• [TASK TO CARRY OUT]: Look for the string "Probabilty" and copy every line that has it.
--- BEGIN EXCERPTED DATA ---
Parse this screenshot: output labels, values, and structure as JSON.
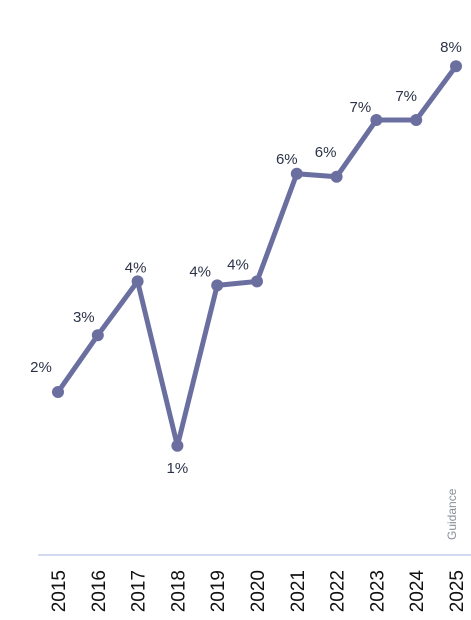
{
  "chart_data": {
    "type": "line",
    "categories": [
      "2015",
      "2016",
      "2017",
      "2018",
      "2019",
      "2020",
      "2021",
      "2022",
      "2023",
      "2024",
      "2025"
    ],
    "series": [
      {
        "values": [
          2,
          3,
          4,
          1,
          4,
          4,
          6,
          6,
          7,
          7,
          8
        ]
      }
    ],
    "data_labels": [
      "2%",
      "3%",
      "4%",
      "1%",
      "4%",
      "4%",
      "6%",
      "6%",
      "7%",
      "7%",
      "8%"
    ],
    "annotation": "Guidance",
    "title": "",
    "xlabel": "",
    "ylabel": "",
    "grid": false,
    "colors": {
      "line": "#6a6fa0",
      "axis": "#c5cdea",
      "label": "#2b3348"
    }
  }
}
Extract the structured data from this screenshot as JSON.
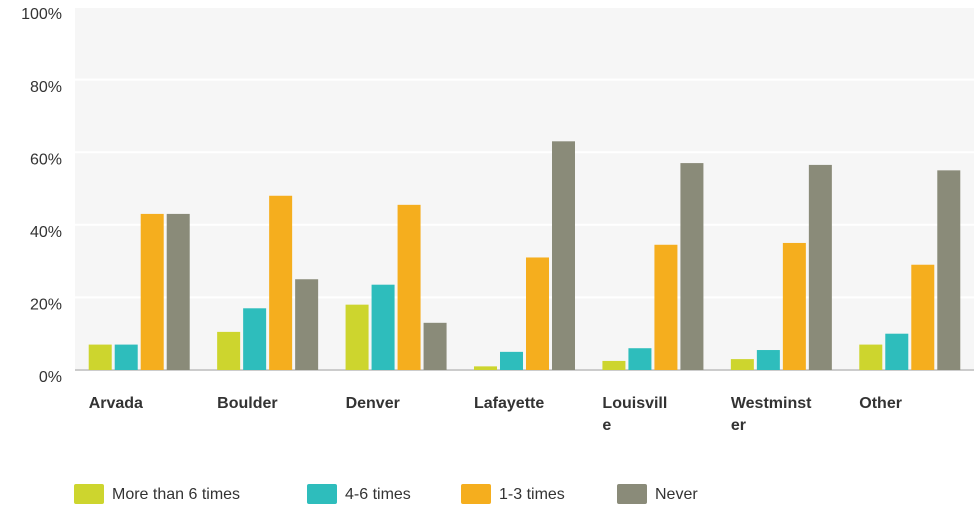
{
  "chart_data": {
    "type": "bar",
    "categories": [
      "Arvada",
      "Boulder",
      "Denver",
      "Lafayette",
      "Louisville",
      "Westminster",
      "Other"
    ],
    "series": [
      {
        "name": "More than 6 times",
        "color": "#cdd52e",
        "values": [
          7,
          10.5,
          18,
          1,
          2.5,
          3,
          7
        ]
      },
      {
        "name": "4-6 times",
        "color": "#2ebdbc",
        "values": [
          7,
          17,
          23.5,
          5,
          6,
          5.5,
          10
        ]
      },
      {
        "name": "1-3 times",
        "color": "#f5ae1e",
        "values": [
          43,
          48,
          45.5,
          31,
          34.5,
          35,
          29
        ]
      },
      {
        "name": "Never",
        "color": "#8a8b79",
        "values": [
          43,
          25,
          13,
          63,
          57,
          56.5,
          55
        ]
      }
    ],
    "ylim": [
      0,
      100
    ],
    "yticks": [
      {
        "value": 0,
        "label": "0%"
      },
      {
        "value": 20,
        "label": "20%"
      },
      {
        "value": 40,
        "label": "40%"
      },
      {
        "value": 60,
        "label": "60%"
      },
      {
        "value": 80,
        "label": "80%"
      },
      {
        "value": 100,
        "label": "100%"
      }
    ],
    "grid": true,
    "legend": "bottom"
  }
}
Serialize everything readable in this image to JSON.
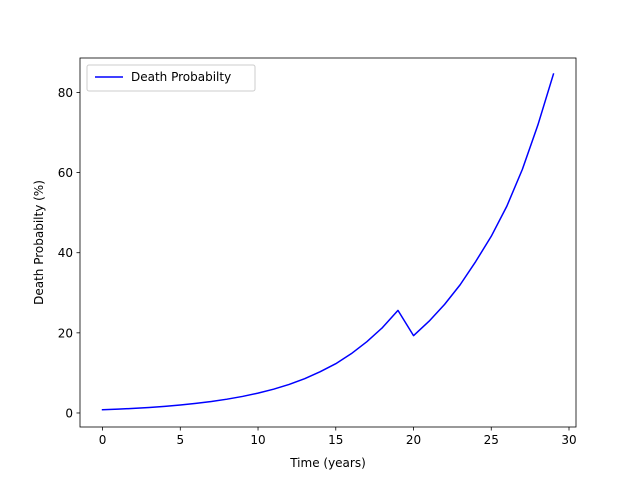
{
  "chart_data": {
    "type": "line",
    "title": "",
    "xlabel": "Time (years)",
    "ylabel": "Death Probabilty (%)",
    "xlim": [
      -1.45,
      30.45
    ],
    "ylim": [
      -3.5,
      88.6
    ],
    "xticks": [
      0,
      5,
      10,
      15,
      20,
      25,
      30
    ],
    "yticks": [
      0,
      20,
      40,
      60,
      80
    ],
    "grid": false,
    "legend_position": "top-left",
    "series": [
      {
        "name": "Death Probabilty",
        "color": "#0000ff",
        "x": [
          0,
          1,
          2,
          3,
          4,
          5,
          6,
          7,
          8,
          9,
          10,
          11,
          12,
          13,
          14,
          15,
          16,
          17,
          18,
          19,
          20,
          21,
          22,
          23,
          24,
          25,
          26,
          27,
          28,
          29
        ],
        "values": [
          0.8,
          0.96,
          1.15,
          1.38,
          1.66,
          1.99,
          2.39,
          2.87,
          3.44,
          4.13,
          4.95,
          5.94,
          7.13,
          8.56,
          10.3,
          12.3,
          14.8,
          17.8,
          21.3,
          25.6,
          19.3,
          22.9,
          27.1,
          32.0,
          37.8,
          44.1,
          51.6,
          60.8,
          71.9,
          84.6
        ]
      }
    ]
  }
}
--- END EXCERPTED DATA ---
--- BEGIN EXCERPTED DATA ---
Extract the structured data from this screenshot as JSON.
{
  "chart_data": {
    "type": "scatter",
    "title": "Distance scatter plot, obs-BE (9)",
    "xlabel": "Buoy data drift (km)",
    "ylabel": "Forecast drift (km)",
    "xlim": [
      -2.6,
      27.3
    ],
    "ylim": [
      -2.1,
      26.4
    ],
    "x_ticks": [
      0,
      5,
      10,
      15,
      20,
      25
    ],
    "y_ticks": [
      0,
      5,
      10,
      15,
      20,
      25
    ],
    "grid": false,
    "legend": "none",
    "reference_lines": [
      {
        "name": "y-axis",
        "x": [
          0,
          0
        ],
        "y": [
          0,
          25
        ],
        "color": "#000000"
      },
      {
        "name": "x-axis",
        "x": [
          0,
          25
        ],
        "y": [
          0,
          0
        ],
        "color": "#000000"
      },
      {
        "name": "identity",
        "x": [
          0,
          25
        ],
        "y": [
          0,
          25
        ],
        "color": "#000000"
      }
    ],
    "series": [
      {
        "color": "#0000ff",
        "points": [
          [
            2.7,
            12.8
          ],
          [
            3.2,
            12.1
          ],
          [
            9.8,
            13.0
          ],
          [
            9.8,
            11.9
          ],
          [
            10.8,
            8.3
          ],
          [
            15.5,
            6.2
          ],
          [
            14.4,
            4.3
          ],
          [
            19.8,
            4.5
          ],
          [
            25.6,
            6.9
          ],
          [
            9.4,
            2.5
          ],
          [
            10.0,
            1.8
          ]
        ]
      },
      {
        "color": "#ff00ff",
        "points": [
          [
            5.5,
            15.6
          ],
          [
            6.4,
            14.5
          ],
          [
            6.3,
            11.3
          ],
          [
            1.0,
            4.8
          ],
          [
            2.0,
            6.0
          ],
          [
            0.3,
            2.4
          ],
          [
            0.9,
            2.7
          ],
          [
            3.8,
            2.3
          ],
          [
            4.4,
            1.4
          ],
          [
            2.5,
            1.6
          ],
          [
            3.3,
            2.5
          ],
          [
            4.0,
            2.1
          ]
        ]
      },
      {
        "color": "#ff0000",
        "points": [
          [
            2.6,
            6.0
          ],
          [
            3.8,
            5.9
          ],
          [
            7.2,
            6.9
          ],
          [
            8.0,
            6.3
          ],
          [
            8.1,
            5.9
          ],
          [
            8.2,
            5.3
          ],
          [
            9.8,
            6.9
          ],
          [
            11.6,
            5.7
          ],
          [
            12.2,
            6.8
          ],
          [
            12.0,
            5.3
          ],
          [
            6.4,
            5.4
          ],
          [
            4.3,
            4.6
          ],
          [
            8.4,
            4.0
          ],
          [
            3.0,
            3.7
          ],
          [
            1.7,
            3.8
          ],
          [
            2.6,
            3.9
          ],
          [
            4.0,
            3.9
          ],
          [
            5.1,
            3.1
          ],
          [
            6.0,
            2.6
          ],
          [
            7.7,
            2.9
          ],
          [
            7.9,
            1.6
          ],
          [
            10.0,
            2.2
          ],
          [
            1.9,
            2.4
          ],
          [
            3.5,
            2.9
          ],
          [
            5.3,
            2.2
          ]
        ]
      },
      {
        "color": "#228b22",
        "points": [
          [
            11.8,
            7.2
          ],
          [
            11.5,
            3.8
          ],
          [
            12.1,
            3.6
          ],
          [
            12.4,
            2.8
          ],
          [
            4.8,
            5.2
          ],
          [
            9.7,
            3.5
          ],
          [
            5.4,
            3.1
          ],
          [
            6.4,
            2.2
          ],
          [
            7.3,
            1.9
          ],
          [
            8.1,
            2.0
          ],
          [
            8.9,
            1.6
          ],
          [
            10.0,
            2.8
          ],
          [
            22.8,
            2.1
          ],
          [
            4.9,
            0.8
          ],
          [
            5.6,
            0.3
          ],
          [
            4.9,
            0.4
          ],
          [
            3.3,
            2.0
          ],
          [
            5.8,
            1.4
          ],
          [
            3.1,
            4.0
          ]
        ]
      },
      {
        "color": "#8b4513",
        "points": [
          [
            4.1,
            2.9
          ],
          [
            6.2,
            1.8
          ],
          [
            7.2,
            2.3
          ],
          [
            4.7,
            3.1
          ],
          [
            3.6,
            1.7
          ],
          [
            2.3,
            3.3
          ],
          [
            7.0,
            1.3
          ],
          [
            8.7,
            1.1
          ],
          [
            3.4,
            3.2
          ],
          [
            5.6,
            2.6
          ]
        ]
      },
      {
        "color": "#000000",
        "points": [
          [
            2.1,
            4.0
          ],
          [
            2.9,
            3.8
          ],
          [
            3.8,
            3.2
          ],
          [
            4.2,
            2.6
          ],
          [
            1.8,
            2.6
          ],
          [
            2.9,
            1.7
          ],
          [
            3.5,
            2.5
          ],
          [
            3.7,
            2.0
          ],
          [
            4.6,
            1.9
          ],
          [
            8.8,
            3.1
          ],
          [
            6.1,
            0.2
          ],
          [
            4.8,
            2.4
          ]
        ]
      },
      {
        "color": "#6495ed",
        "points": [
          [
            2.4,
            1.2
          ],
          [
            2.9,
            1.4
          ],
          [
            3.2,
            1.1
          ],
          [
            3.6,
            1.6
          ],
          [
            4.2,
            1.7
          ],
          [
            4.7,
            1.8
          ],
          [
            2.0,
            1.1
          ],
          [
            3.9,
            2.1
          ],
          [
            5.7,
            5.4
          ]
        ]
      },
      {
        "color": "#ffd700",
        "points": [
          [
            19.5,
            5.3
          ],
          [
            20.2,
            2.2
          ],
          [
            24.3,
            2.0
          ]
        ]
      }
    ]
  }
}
--- END EXCERPTED DATA ---
• [RESPONSE TO THE EXERCISE]:
    "ylabel": "Death Probabilty (%)",
        "name": "Death Probabilty",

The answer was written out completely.